### Listed entries
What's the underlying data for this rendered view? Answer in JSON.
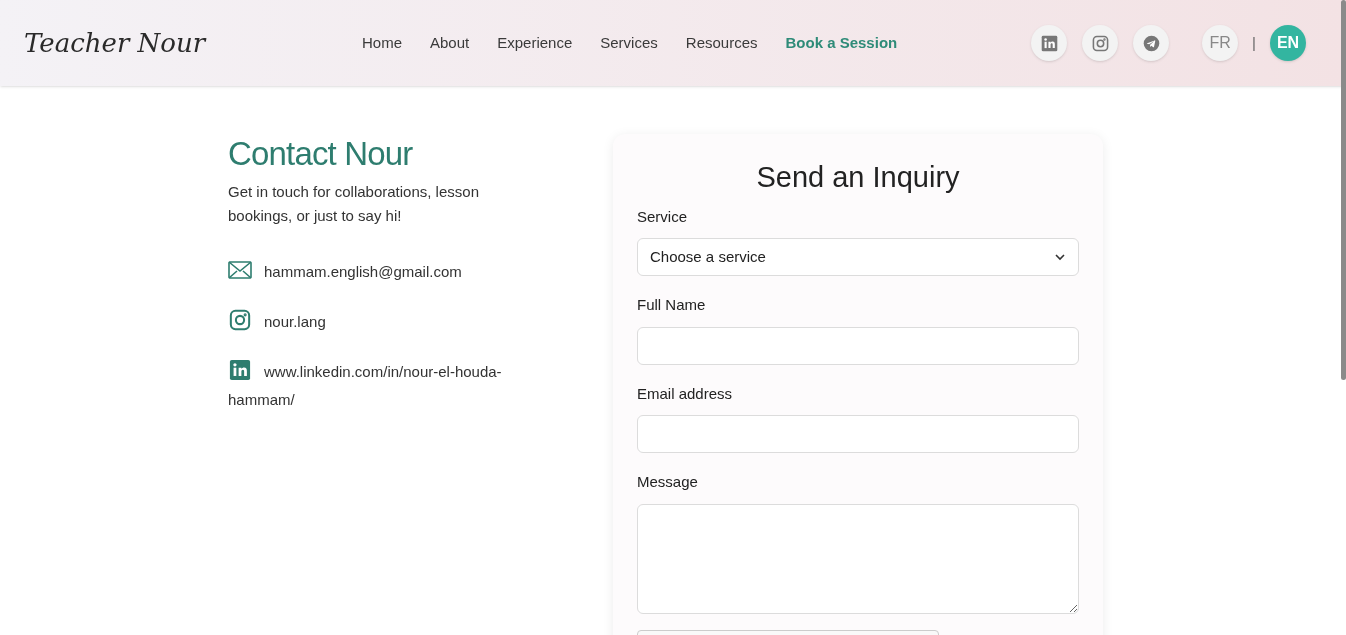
{
  "brand": "Teacher Nour",
  "nav": [
    {
      "label": "Home",
      "selected": false
    },
    {
      "label": "About",
      "selected": false
    },
    {
      "label": "Experience",
      "selected": false
    },
    {
      "label": "Services",
      "selected": false
    },
    {
      "label": "Resources",
      "selected": false
    },
    {
      "label": "Book a Session",
      "selected": true
    }
  ],
  "social": [
    {
      "kind": "linkedin"
    },
    {
      "kind": "instagram"
    },
    {
      "kind": "telegram"
    }
  ],
  "languages": [
    {
      "label": "FR",
      "selected": false
    },
    {
      "label": "EN",
      "selected": true
    }
  ],
  "language_separator": "|",
  "contact": {
    "title": "Contact Nour",
    "intro": "Get in touch for collaborations, lesson bookings, or just to say hi!",
    "items": [
      {
        "kind": "email",
        "text": "hammam.english@gmail.com"
      },
      {
        "kind": "instagram",
        "text": "nour.lang"
      },
      {
        "kind": "linkedin",
        "text": "www.linkedin.com/in/nour-el-houda-hammam/"
      }
    ]
  },
  "form": {
    "title": "Send an Inquiry",
    "fields": [
      {
        "kind": "select",
        "label": "Service",
        "value": "Choose a service"
      },
      {
        "kind": "text",
        "label": "Full Name"
      },
      {
        "kind": "text",
        "label": "Email address"
      },
      {
        "kind": "textarea",
        "label": "Message"
      }
    ]
  }
}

### Goal
Filter the records above for "kind" and copy every matching line.

### Finished exercise
      "kind": "linkedin"
      "kind": "instagram"
      "kind": "telegram"
        "kind": "email",
        "kind": "instagram",
        "kind": "linkedin",
        "kind": "select",
        "kind": "text",
        "kind": "text",
        "kind": "textarea",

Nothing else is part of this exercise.